====== Input data ======
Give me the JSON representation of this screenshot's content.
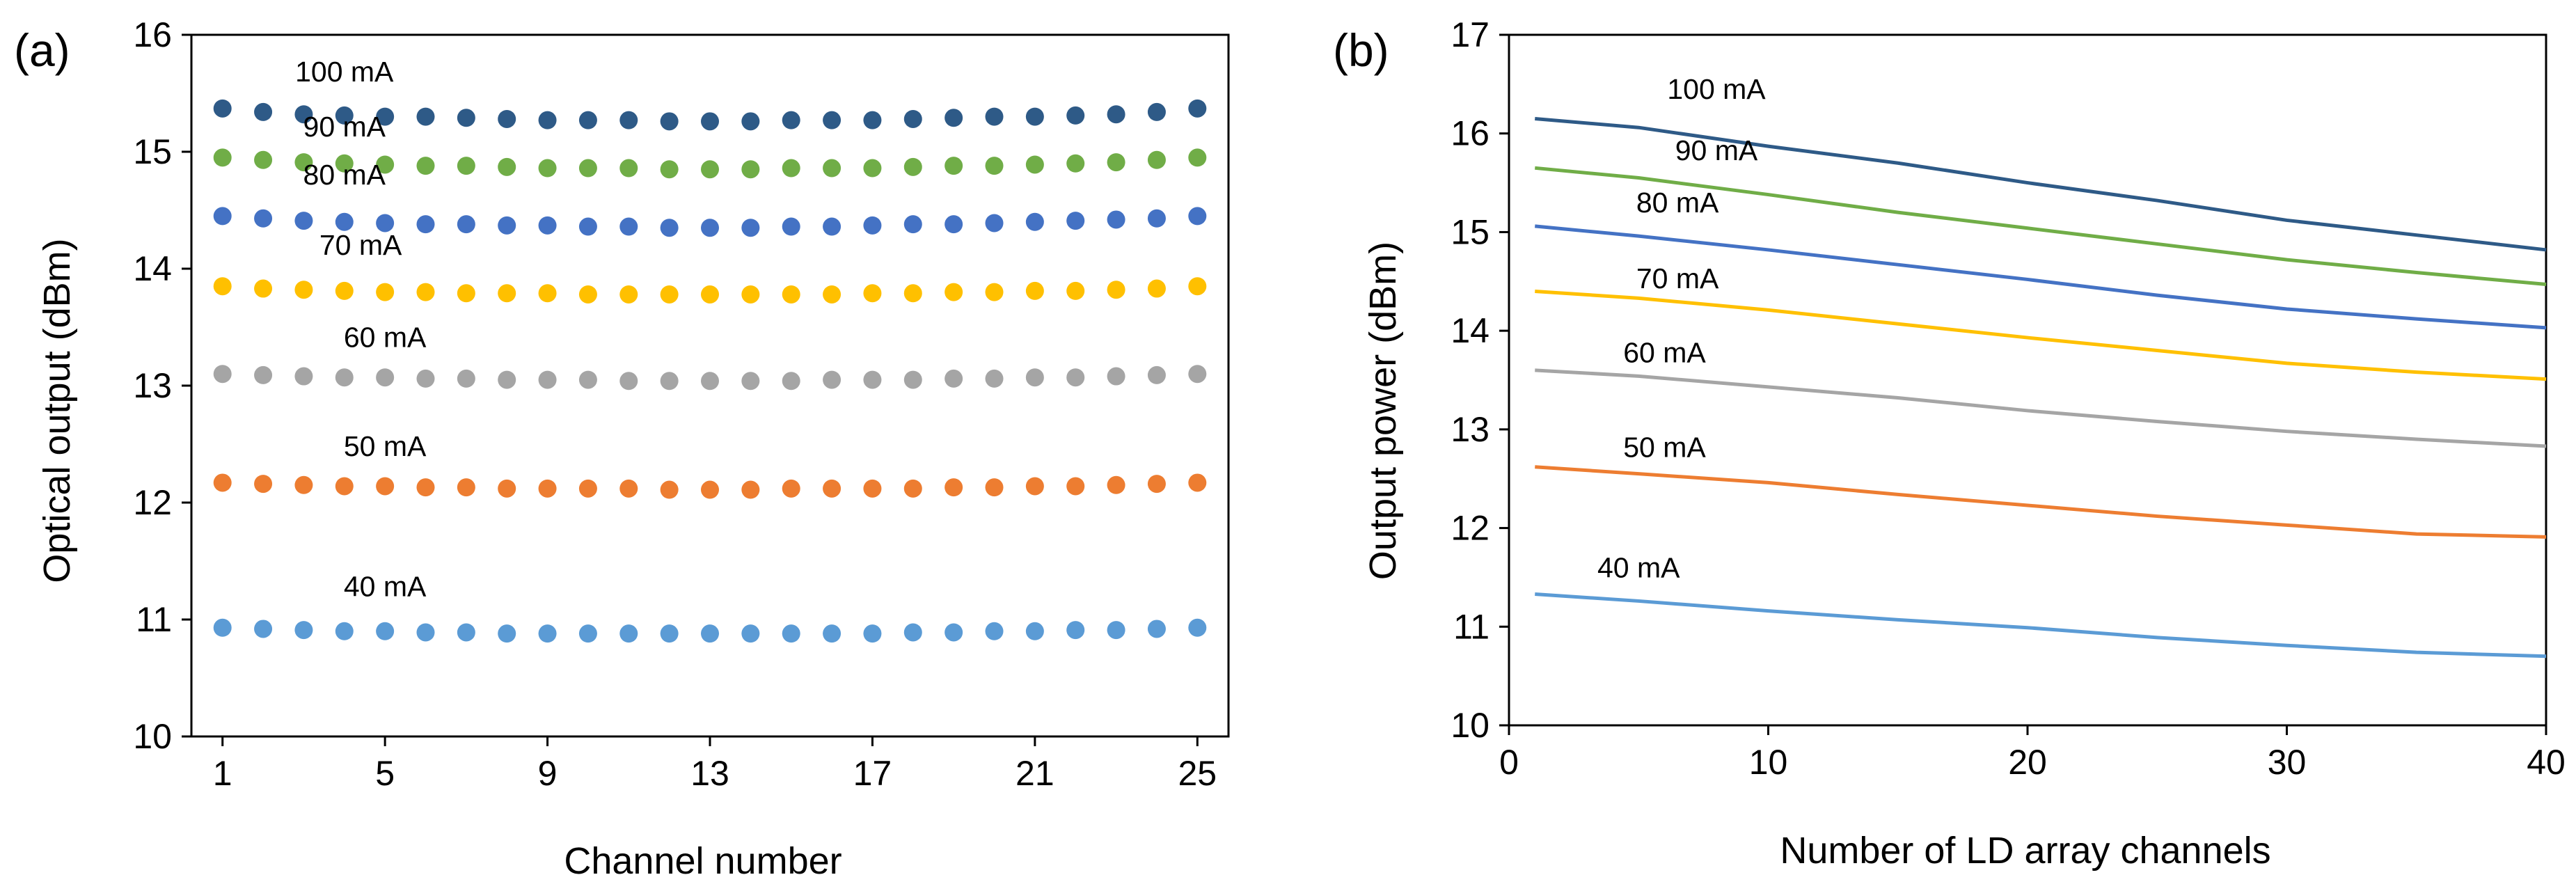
{
  "chart_data": [
    {
      "panel": "(a)",
      "type": "scatter",
      "xlabel": "Channel number",
      "ylabel": "Optical output (dBm)",
      "xlim": [
        1,
        25
      ],
      "ylim": [
        10,
        16
      ],
      "xticks": [
        1,
        5,
        9,
        13,
        17,
        21,
        25
      ],
      "yticks": [
        10,
        11,
        12,
        13,
        14,
        15,
        16
      ],
      "grid": false,
      "x": [
        1,
        2,
        3,
        4,
        5,
        6,
        7,
        8,
        9,
        10,
        11,
        12,
        13,
        14,
        15,
        16,
        17,
        18,
        19,
        20,
        21,
        22,
        23,
        24,
        25
      ],
      "series": [
        {
          "name": "100 mA",
          "label": "100 mA",
          "color": "#2e5a87",
          "label_x": 4,
          "label_y": 15.6,
          "values": [
            15.37,
            15.34,
            15.32,
            15.31,
            15.3,
            15.3,
            15.29,
            15.28,
            15.27,
            15.27,
            15.27,
            15.26,
            15.26,
            15.26,
            15.27,
            15.27,
            15.27,
            15.28,
            15.29,
            15.3,
            15.3,
            15.31,
            15.32,
            15.34,
            15.37
          ]
        },
        {
          "name": "90 mA",
          "label": "90 mA",
          "color": "#70ad47",
          "label_x": 4,
          "label_y": 15.13,
          "values": [
            14.95,
            14.93,
            14.91,
            14.9,
            14.89,
            14.88,
            14.88,
            14.87,
            14.86,
            14.86,
            14.86,
            14.85,
            14.85,
            14.85,
            14.86,
            14.86,
            14.86,
            14.87,
            14.88,
            14.88,
            14.89,
            14.9,
            14.91,
            14.93,
            14.95
          ]
        },
        {
          "name": "80 mA",
          "label": "80 mA",
          "color": "#4472c4",
          "label_x": 4,
          "label_y": 14.72,
          "values": [
            14.45,
            14.43,
            14.41,
            14.4,
            14.39,
            14.38,
            14.38,
            14.37,
            14.37,
            14.36,
            14.36,
            14.35,
            14.35,
            14.35,
            14.36,
            14.36,
            14.37,
            14.38,
            14.38,
            14.39,
            14.4,
            14.41,
            14.42,
            14.43,
            14.45
          ]
        },
        {
          "name": "70 mA",
          "label": "70 mA",
          "color": "#ffc000",
          "label_x": 4.4,
          "label_y": 14.12,
          "values": [
            13.85,
            13.83,
            13.82,
            13.81,
            13.8,
            13.8,
            13.79,
            13.79,
            13.79,
            13.78,
            13.78,
            13.78,
            13.78,
            13.78,
            13.78,
            13.78,
            13.79,
            13.79,
            13.8,
            13.8,
            13.81,
            13.81,
            13.82,
            13.83,
            13.85
          ]
        },
        {
          "name": "60 mA",
          "label": "60 mA",
          "color": "#a5a5a5",
          "label_x": 5,
          "label_y": 13.33,
          "values": [
            13.1,
            13.09,
            13.08,
            13.07,
            13.07,
            13.06,
            13.06,
            13.05,
            13.05,
            13.05,
            13.04,
            13.04,
            13.04,
            13.04,
            13.04,
            13.05,
            13.05,
            13.05,
            13.06,
            13.06,
            13.07,
            13.07,
            13.08,
            13.09,
            13.1
          ]
        },
        {
          "name": "50 mA",
          "label": "50 mA",
          "color": "#ed7d31",
          "label_x": 5,
          "label_y": 12.4,
          "values": [
            12.17,
            12.16,
            12.15,
            12.14,
            12.14,
            12.13,
            12.13,
            12.12,
            12.12,
            12.12,
            12.12,
            12.11,
            12.11,
            12.11,
            12.12,
            12.12,
            12.12,
            12.12,
            12.13,
            12.13,
            12.14,
            12.14,
            12.15,
            12.16,
            12.17
          ]
        },
        {
          "name": "40 mA",
          "label": "40 mA",
          "color": "#5b9bd5",
          "label_x": 5,
          "label_y": 11.2,
          "values": [
            10.93,
            10.92,
            10.91,
            10.9,
            10.9,
            10.89,
            10.89,
            10.88,
            10.88,
            10.88,
            10.88,
            10.88,
            10.88,
            10.88,
            10.88,
            10.88,
            10.88,
            10.89,
            10.89,
            10.9,
            10.9,
            10.91,
            10.91,
            10.92,
            10.93
          ]
        }
      ]
    },
    {
      "panel": "(b)",
      "type": "line",
      "xlabel": "Number of LD array channels",
      "ylabel": "Output power (dBm)",
      "xlim": [
        0,
        40
      ],
      "ylim": [
        10,
        17
      ],
      "xticks": [
        0,
        10,
        20,
        30,
        40
      ],
      "yticks": [
        10,
        11,
        12,
        13,
        14,
        15,
        16,
        17
      ],
      "grid": false,
      "x": [
        1,
        5,
        10,
        15,
        20,
        25,
        30,
        35,
        40
      ],
      "series": [
        {
          "name": "100 mA",
          "label": "100 mA",
          "color": "#2e5a87",
          "label_x": 8,
          "label_y": 16.35,
          "values": [
            16.15,
            16.06,
            15.87,
            15.7,
            15.5,
            15.32,
            15.12,
            14.97,
            14.82
          ]
        },
        {
          "name": "90 mA",
          "label": "90 mA",
          "color": "#70ad47",
          "label_x": 8,
          "label_y": 15.73,
          "values": [
            15.65,
            15.55,
            15.38,
            15.2,
            15.04,
            14.88,
            14.72,
            14.59,
            14.47
          ]
        },
        {
          "name": "80 mA",
          "label": "80 mA",
          "color": "#4472c4",
          "label_x": 6.5,
          "label_y": 15.2,
          "values": [
            15.06,
            14.96,
            14.82,
            14.67,
            14.52,
            14.36,
            14.22,
            14.12,
            14.03
          ]
        },
        {
          "name": "70 mA",
          "label": "70 mA",
          "color": "#ffc000",
          "label_x": 6.5,
          "label_y": 14.43,
          "values": [
            14.4,
            14.33,
            14.21,
            14.07,
            13.93,
            13.8,
            13.67,
            13.58,
            13.51
          ]
        },
        {
          "name": "60 mA",
          "label": "60 mA",
          "color": "#a5a5a5",
          "label_x": 6,
          "label_y": 13.68,
          "values": [
            13.6,
            13.54,
            13.43,
            13.32,
            13.19,
            13.08,
            12.98,
            12.9,
            12.83
          ]
        },
        {
          "name": "50 mA",
          "label": "50 mA",
          "color": "#ed7d31",
          "label_x": 6,
          "label_y": 12.72,
          "values": [
            12.62,
            12.55,
            12.46,
            12.34,
            12.23,
            12.12,
            12.03,
            11.94,
            11.91
          ]
        },
        {
          "name": "40 mA",
          "label": "40 mA",
          "color": "#5b9bd5",
          "label_x": 5,
          "label_y": 11.5,
          "values": [
            11.33,
            11.26,
            11.16,
            11.07,
            10.99,
            10.89,
            10.81,
            10.74,
            10.7
          ]
        }
      ]
    }
  ]
}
======
Given task:
Each record above should come back exactly the same, only without its pictures.

Written answer:
Give me the JSON representation of this screenshot's content.
{
  "chart_data": [
    {
      "panel": "(a)",
      "type": "scatter",
      "xlabel": "Channel number",
      "ylabel": "Optical output (dBm)",
      "xlim": [
        1,
        25
      ],
      "ylim": [
        10,
        16
      ],
      "xticks": [
        1,
        5,
        9,
        13,
        17,
        21,
        25
      ],
      "yticks": [
        10,
        11,
        12,
        13,
        14,
        15,
        16
      ],
      "grid": false,
      "x": [
        1,
        2,
        3,
        4,
        5,
        6,
        7,
        8,
        9,
        10,
        11,
        12,
        13,
        14,
        15,
        16,
        17,
        18,
        19,
        20,
        21,
        22,
        23,
        24,
        25
      ],
      "series": [
        {
          "name": "100 mA",
          "label": "100 mA",
          "color": "#2e5a87",
          "label_x": 4,
          "label_y": 15.6,
          "values": [
            15.37,
            15.34,
            15.32,
            15.31,
            15.3,
            15.3,
            15.29,
            15.28,
            15.27,
            15.27,
            15.27,
            15.26,
            15.26,
            15.26,
            15.27,
            15.27,
            15.27,
            15.28,
            15.29,
            15.3,
            15.3,
            15.31,
            15.32,
            15.34,
            15.37
          ]
        },
        {
          "name": "90 mA",
          "label": "90 mA",
          "color": "#70ad47",
          "label_x": 4,
          "label_y": 15.13,
          "values": [
            14.95,
            14.93,
            14.91,
            14.9,
            14.89,
            14.88,
            14.88,
            14.87,
            14.86,
            14.86,
            14.86,
            14.85,
            14.85,
            14.85,
            14.86,
            14.86,
            14.86,
            14.87,
            14.88,
            14.88,
            14.89,
            14.9,
            14.91,
            14.93,
            14.95
          ]
        },
        {
          "name": "80 mA",
          "label": "80 mA",
          "color": "#4472c4",
          "label_x": 4,
          "label_y": 14.72,
          "values": [
            14.45,
            14.43,
            14.41,
            14.4,
            14.39,
            14.38,
            14.38,
            14.37,
            14.37,
            14.36,
            14.36,
            14.35,
            14.35,
            14.35,
            14.36,
            14.36,
            14.37,
            14.38,
            14.38,
            14.39,
            14.4,
            14.41,
            14.42,
            14.43,
            14.45
          ]
        },
        {
          "name": "70 mA",
          "label": "70 mA",
          "color": "#ffc000",
          "label_x": 4.4,
          "label_y": 14.12,
          "values": [
            13.85,
            13.83,
            13.82,
            13.81,
            13.8,
            13.8,
            13.79,
            13.79,
            13.79,
            13.78,
            13.78,
            13.78,
            13.78,
            13.78,
            13.78,
            13.78,
            13.79,
            13.79,
            13.8,
            13.8,
            13.81,
            13.81,
            13.82,
            13.83,
            13.85
          ]
        },
        {
          "name": "60 mA",
          "label": "60 mA",
          "color": "#a5a5a5",
          "label_x": 5,
          "label_y": 13.33,
          "values": [
            13.1,
            13.09,
            13.08,
            13.07,
            13.07,
            13.06,
            13.06,
            13.05,
            13.05,
            13.05,
            13.04,
            13.04,
            13.04,
            13.04,
            13.04,
            13.05,
            13.05,
            13.05,
            13.06,
            13.06,
            13.07,
            13.07,
            13.08,
            13.09,
            13.1
          ]
        },
        {
          "name": "50 mA",
          "label": "50 mA",
          "color": "#ed7d31",
          "label_x": 5,
          "label_y": 12.4,
          "values": [
            12.17,
            12.16,
            12.15,
            12.14,
            12.14,
            12.13,
            12.13,
            12.12,
            12.12,
            12.12,
            12.12,
            12.11,
            12.11,
            12.11,
            12.12,
            12.12,
            12.12,
            12.12,
            12.13,
            12.13,
            12.14,
            12.14,
            12.15,
            12.16,
            12.17
          ]
        },
        {
          "name": "40 mA",
          "label": "40 mA",
          "color": "#5b9bd5",
          "label_x": 5,
          "label_y": 11.2,
          "values": [
            10.93,
            10.92,
            10.91,
            10.9,
            10.9,
            10.89,
            10.89,
            10.88,
            10.88,
            10.88,
            10.88,
            10.88,
            10.88,
            10.88,
            10.88,
            10.88,
            10.88,
            10.89,
            10.89,
            10.9,
            10.9,
            10.91,
            10.91,
            10.92,
            10.93
          ]
        }
      ]
    },
    {
      "panel": "(b)",
      "type": "line",
      "xlabel": "Number of LD array channels",
      "ylabel": "Output power (dBm)",
      "xlim": [
        0,
        40
      ],
      "ylim": [
        10,
        17
      ],
      "xticks": [
        0,
        10,
        20,
        30,
        40
      ],
      "yticks": [
        10,
        11,
        12,
        13,
        14,
        15,
        16,
        17
      ],
      "grid": false,
      "x": [
        1,
        5,
        10,
        15,
        20,
        25,
        30,
        35,
        40
      ],
      "series": [
        {
          "name": "100 mA",
          "label": "100 mA",
          "color": "#2e5a87",
          "label_x": 8,
          "label_y": 16.35,
          "values": [
            16.15,
            16.06,
            15.87,
            15.7,
            15.5,
            15.32,
            15.12,
            14.97,
            14.82
          ]
        },
        {
          "name": "90 mA",
          "label": "90 mA",
          "color": "#70ad47",
          "label_x": 8,
          "label_y": 15.73,
          "values": [
            15.65,
            15.55,
            15.38,
            15.2,
            15.04,
            14.88,
            14.72,
            14.59,
            14.47
          ]
        },
        {
          "name": "80 mA",
          "label": "80 mA",
          "color": "#4472c4",
          "label_x": 6.5,
          "label_y": 15.2,
          "values": [
            15.06,
            14.96,
            14.82,
            14.67,
            14.52,
            14.36,
            14.22,
            14.12,
            14.03
          ]
        },
        {
          "name": "70 mA",
          "label": "70 mA",
          "color": "#ffc000",
          "label_x": 6.5,
          "label_y": 14.43,
          "values": [
            14.4,
            14.33,
            14.21,
            14.07,
            13.93,
            13.8,
            13.67,
            13.58,
            13.51
          ]
        },
        {
          "name": "60 mA",
          "label": "60 mA",
          "color": "#a5a5a5",
          "label_x": 6,
          "label_y": 13.68,
          "values": [
            13.6,
            13.54,
            13.43,
            13.32,
            13.19,
            13.08,
            12.98,
            12.9,
            12.83
          ]
        },
        {
          "name": "50 mA",
          "label": "50 mA",
          "color": "#ed7d31",
          "label_x": 6,
          "label_y": 12.72,
          "values": [
            12.62,
            12.55,
            12.46,
            12.34,
            12.23,
            12.12,
            12.03,
            11.94,
            11.91
          ]
        },
        {
          "name": "40 mA",
          "label": "40 mA",
          "color": "#5b9bd5",
          "label_x": 5,
          "label_y": 11.5,
          "values": [
            11.33,
            11.26,
            11.16,
            11.07,
            10.99,
            10.89,
            10.81,
            10.74,
            10.7
          ]
        }
      ]
    }
  ]
}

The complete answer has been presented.